Tally the lines with the word "Field" and report the number alone.

· · · · · · ·

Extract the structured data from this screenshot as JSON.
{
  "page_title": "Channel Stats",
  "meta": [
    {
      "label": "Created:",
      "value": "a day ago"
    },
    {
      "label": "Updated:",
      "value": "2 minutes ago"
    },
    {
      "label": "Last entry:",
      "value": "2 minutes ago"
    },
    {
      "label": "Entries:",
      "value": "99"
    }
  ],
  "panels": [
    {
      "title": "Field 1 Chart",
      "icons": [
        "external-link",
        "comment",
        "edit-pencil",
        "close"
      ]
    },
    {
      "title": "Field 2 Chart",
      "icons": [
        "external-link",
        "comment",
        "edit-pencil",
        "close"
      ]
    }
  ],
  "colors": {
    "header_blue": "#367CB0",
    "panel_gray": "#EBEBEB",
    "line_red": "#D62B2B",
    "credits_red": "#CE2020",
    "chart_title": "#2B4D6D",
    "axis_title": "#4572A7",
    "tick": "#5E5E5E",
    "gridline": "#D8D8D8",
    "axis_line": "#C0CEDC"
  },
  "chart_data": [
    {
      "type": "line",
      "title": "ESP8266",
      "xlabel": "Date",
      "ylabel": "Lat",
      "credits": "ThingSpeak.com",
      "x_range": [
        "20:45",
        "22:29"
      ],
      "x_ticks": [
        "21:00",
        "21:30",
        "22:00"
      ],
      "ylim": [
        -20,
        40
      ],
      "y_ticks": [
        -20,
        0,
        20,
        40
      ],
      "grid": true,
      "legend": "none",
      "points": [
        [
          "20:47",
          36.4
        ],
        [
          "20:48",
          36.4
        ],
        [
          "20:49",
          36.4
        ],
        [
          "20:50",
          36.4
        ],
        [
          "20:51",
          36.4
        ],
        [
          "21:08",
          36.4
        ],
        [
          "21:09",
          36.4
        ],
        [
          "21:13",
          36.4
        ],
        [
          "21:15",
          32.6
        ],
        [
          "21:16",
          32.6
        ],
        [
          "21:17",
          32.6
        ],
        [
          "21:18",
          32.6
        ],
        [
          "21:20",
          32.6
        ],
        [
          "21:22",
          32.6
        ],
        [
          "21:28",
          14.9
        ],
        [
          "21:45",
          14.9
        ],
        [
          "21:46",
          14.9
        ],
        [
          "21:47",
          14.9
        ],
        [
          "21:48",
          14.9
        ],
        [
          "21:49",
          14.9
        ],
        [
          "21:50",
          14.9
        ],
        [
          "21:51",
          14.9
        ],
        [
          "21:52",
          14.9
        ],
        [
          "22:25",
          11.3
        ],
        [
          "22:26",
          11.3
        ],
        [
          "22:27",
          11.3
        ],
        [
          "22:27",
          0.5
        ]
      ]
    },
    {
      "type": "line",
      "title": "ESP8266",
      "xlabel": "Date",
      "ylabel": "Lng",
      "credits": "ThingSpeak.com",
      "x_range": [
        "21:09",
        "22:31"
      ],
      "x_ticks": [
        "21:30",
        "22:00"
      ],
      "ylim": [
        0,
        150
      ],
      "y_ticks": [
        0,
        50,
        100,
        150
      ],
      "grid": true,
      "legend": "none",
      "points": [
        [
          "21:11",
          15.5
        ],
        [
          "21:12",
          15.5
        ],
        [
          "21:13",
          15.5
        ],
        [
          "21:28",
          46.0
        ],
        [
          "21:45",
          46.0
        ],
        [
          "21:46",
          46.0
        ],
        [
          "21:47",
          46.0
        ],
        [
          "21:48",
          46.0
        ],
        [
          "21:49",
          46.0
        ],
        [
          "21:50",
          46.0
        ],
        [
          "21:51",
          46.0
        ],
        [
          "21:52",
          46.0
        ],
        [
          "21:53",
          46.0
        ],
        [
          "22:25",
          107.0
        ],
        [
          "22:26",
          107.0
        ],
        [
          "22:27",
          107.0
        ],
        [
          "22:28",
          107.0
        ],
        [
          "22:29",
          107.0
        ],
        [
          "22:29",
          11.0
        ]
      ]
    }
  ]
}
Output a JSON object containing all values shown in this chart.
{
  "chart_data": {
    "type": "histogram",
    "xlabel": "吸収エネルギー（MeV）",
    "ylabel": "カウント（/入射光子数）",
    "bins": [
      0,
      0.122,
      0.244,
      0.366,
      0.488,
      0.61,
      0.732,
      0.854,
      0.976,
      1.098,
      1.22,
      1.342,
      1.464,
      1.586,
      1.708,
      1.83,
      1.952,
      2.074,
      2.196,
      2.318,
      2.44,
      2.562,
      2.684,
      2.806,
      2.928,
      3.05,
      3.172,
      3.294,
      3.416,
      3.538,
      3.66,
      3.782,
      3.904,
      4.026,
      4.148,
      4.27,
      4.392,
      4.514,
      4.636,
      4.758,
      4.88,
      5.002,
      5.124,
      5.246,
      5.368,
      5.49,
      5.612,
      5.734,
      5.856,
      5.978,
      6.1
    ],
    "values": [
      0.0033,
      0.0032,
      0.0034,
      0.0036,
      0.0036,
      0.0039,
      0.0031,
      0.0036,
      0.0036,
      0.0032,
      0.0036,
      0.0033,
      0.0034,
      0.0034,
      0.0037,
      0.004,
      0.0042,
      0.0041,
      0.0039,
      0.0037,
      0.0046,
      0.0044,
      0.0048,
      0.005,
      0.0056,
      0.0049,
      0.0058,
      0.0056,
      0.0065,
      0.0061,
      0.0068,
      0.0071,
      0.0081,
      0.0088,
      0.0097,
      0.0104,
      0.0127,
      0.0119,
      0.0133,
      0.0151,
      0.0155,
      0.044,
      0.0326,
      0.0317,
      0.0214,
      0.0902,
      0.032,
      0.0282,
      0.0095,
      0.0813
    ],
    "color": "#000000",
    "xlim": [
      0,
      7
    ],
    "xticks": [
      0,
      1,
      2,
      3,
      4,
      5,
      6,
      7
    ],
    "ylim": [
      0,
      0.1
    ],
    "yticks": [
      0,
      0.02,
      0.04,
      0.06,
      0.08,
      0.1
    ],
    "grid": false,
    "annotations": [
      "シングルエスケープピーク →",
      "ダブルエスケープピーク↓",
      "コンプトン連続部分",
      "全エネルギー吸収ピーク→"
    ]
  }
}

· · · · · · ·

- _Correct result_: 2